------ Supplied records ------

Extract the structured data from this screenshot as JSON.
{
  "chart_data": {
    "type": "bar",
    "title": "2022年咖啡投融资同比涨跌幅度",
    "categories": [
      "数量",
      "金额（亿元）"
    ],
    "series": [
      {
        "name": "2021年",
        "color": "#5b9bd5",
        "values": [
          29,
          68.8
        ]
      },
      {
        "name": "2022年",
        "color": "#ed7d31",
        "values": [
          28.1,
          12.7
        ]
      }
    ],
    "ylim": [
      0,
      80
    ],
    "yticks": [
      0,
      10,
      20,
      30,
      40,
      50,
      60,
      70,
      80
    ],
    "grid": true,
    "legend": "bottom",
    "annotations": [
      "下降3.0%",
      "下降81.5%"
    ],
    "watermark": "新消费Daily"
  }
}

------

Exercise brief
Transcribe the whole listing exactly.

Finished exercise
Extract the structured data from this screenshot as JSON.
{
  "chart_data": {
    "type": "bar",
    "title": "2022年咖啡投融资同比涨跌幅度",
    "categories": [
      "数量",
      "金额（亿元）"
    ],
    "series": [
      {
        "name": "2021年",
        "color": "#5b9bd5",
        "values": [
          29,
          68.8
        ]
      },
      {
        "name": "2022年",
        "color": "#ed7d31",
        "values": [
          28.1,
          12.7
        ]
      }
    ],
    "ylim": [
      0,
      80
    ],
    "yticks": [
      0,
      10,
      20,
      30,
      40,
      50,
      60,
      70,
      80
    ],
    "grid": true,
    "legend": "bottom",
    "annotations": [
      "下降3.0%",
      "下降81.5%"
    ],
    "watermark": "新消费Daily"
  }
}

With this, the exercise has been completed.